___ STUDY MATERIAL

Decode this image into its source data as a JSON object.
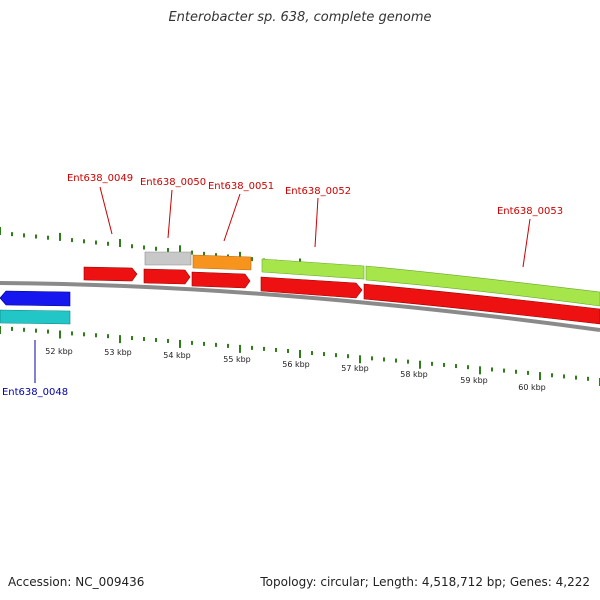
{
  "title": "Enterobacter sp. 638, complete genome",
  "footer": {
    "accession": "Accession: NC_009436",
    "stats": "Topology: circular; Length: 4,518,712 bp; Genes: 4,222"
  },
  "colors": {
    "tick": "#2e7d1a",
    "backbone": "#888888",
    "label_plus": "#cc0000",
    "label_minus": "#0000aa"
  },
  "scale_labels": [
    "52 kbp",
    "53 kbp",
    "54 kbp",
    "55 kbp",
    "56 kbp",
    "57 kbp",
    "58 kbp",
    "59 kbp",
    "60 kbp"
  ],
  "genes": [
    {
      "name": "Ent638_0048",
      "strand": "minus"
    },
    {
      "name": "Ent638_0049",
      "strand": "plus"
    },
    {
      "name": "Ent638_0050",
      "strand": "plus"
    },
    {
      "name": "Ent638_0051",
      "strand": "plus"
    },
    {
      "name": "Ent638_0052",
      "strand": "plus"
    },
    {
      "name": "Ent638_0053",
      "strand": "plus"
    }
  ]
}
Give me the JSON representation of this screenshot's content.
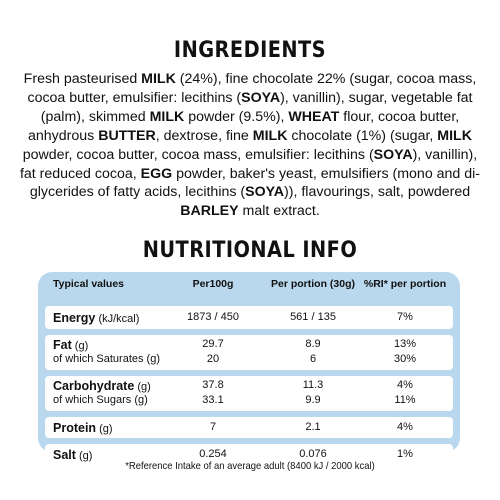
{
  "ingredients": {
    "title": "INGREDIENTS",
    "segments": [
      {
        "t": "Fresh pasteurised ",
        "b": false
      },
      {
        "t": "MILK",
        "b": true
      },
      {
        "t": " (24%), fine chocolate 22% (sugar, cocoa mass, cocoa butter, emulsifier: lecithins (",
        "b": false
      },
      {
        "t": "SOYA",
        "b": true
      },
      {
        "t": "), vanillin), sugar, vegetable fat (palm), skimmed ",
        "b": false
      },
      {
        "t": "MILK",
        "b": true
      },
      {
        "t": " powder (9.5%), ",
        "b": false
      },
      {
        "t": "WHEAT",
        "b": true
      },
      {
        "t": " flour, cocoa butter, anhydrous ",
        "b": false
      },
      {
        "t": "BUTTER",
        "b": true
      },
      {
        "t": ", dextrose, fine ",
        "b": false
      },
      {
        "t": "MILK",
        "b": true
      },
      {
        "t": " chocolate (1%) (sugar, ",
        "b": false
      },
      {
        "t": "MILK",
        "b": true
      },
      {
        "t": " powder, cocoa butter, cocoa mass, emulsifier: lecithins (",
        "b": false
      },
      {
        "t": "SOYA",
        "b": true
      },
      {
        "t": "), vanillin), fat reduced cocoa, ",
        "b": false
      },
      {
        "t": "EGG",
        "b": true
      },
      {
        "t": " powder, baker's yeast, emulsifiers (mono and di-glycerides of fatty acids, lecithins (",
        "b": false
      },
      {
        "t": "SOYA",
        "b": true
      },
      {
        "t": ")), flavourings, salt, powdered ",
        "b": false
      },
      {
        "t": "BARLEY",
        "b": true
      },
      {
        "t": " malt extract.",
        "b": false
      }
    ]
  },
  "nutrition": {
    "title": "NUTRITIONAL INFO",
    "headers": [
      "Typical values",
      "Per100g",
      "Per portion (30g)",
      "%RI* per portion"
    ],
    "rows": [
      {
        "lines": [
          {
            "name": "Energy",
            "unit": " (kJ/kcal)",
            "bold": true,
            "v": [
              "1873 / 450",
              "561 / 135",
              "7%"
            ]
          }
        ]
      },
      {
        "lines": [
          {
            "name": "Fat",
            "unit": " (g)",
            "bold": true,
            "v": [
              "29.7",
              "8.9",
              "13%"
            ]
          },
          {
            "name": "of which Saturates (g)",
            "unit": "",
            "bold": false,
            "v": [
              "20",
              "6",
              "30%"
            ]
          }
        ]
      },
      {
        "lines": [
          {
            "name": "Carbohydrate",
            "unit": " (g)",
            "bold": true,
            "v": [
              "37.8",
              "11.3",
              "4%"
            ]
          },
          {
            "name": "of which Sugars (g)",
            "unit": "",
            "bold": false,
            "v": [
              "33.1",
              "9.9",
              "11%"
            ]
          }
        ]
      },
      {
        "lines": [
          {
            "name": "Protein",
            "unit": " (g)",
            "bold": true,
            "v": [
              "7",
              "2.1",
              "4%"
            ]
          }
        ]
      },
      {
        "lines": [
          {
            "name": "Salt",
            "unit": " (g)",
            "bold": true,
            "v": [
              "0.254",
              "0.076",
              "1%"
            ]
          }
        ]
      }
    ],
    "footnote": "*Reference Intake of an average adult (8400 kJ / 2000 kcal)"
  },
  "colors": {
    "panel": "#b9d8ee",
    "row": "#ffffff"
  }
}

______

**WHAT TO WORK ON:**
The records above must be printed exactly; the pictures stay out.

**TASK SOLUTION:**
Decode this image into its source data as a JSON object.
{
  "title": "Enterobacter sp. 638, complete genome",
  "footer": {
    "accession": "Accession: NC_009436",
    "stats": "Topology: circular; Length: 4,518,712 bp; Genes: 4,222"
  },
  "colors": {
    "tick": "#2e7d1a",
    "backbone": "#888888",
    "label_plus": "#cc0000",
    "label_minus": "#0000aa"
  },
  "scale_labels": [
    "52 kbp",
    "53 kbp",
    "54 kbp",
    "55 kbp",
    "56 kbp",
    "57 kbp",
    "58 kbp",
    "59 kbp",
    "60 kbp"
  ],
  "genes": [
    {
      "name": "Ent638_0048",
      "strand": "minus"
    },
    {
      "name": "Ent638_0049",
      "strand": "plus"
    },
    {
      "name": "Ent638_0050",
      "strand": "plus"
    },
    {
      "name": "Ent638_0051",
      "strand": "plus"
    },
    {
      "name": "Ent638_0052",
      "strand": "plus"
    },
    {
      "name": "Ent638_0053",
      "strand": "plus"
    }
  ]
}
Give me the JSON representation of this screenshot's content.
{
  "ingredients": {
    "title": "INGREDIENTS",
    "segments": [
      {
        "t": "Fresh pasteurised ",
        "b": false
      },
      {
        "t": "MILK",
        "b": true
      },
      {
        "t": " (24%), fine chocolate 22% (sugar, cocoa mass, cocoa butter, emulsifier: lecithins (",
        "b": false
      },
      {
        "t": "SOYA",
        "b": true
      },
      {
        "t": "), vanillin), sugar, vegetable fat (palm), skimmed ",
        "b": false
      },
      {
        "t": "MILK",
        "b": true
      },
      {
        "t": " powder (9.5%), ",
        "b": false
      },
      {
        "t": "WHEAT",
        "b": true
      },
      {
        "t": " flour, cocoa butter, anhydrous ",
        "b": false
      },
      {
        "t": "BUTTER",
        "b": true
      },
      {
        "t": ", dextrose, fine ",
        "b": false
      },
      {
        "t": "MILK",
        "b": true
      },
      {
        "t": " chocolate (1%) (sugar, ",
        "b": false
      },
      {
        "t": "MILK",
        "b": true
      },
      {
        "t": " powder, cocoa butter, cocoa mass, emulsifier: lecithins (",
        "b": false
      },
      {
        "t": "SOYA",
        "b": true
      },
      {
        "t": "), vanillin), fat reduced cocoa, ",
        "b": false
      },
      {
        "t": "EGG",
        "b": true
      },
      {
        "t": " powder, baker's yeast, emulsifiers (mono and di-glycerides of fatty acids, lecithins (",
        "b": false
      },
      {
        "t": "SOYA",
        "b": true
      },
      {
        "t": ")), flavourings, salt, powdered ",
        "b": false
      },
      {
        "t": "BARLEY",
        "b": true
      },
      {
        "t": " malt extract.",
        "b": false
      }
    ]
  },
  "nutrition": {
    "title": "NUTRITIONAL INFO",
    "headers": [
      "Typical values",
      "Per100g",
      "Per portion (30g)",
      "%RI* per portion"
    ],
    "rows": [
      {
        "lines": [
          {
            "name": "Energy",
            "unit": " (kJ/kcal)",
            "bold": true,
            "v": [
              "1873 / 450",
              "561 / 135",
              "7%"
            ]
          }
        ]
      },
      {
        "lines": [
          {
            "name": "Fat",
            "unit": " (g)",
            "bold": true,
            "v": [
              "29.7",
              "8.9",
              "13%"
            ]
          },
          {
            "name": "of which Saturates (g)",
            "unit": "",
            "bold": false,
            "v": [
              "20",
              "6",
              "30%"
            ]
          }
        ]
      },
      {
        "lines": [
          {
            "name": "Carbohydrate",
            "unit": " (g)",
            "bold": true,
            "v": [
              "37.8",
              "11.3",
              "4%"
            ]
          },
          {
            "name": "of which Sugars (g)",
            "unit": "",
            "bold": false,
            "v": [
              "33.1",
              "9.9",
              "11%"
            ]
          }
        ]
      },
      {
        "lines": [
          {
            "name": "Protein",
            "unit": " (g)",
            "bold": true,
            "v": [
              "7",
              "2.1",
              "4%"
            ]
          }
        ]
      },
      {
        "lines": [
          {
            "name": "Salt",
            "unit": " (g)",
            "bold": true,
            "v": [
              "0.254",
              "0.076",
              "1%"
            ]
          }
        ]
      }
    ],
    "footnote": "*Reference Intake of an average adult (8400 kJ / 2000 kcal)"
  },
  "colors": {
    "panel": "#b9d8ee",
    "row": "#ffffff"
  }
}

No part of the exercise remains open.